What is required
Transcribe all of the material exactly.

Record extracts
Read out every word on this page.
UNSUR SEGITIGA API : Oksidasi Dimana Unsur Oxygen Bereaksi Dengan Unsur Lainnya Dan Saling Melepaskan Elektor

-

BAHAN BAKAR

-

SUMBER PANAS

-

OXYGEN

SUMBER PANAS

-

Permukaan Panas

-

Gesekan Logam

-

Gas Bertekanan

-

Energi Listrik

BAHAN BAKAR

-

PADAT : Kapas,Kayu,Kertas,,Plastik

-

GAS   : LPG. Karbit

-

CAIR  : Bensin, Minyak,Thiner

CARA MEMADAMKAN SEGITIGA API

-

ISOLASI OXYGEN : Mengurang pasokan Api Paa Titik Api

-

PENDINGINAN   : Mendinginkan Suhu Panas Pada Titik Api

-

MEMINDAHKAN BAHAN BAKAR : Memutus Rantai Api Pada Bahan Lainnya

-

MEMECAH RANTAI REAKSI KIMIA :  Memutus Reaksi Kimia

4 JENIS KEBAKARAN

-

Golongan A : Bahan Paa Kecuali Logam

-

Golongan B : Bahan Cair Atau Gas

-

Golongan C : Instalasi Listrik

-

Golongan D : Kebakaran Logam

Output of the task
Read out every word on this page.
UNSUR SEGITIGA API : Oksidasi Dimana Unsur Oxygen Bereaksi Dengan Unsur Lainnya Dan Saling Melepaskan Elektor

-

BAHAN BAKAR

-

SUMBER PANAS

-

OXYGEN

SUMBER PANAS

-

Permukaan Panas

-

Gesekan Logam

-

Gas Bertekanan

-

Energi Listrik

BAHAN BAKAR

-

PADAT : Kapas,Kayu,Kertas,,Plastik

-

GAS   : LPG. Karbit

-

CAIR  : Bensin, Minyak,Thiner

CARA MEMADAMKAN SEGITIGA API

-

ISOLASI OXYGEN : Mengurang pasokan Api Paa Titik Api

-

PENDINGINAN   : Mendinginkan Suhu Panas Pada Titik Api

-

MEMINDAHKAN BAHAN BAKAR : Memutus Rantai Api Pada Bahan Lainnya

-

MEMECAH RANTAI REAKSI KIMIA :  Memutus Reaksi Kimia

4 JENIS KEBAKARAN

-

Golongan A : Bahan Paa Kecuali Logam

-

Golongan B : Bahan Cair Atau Gas

-

Golongan C : Instalasi Listrik

-

Golongan D : Kebakaran Logam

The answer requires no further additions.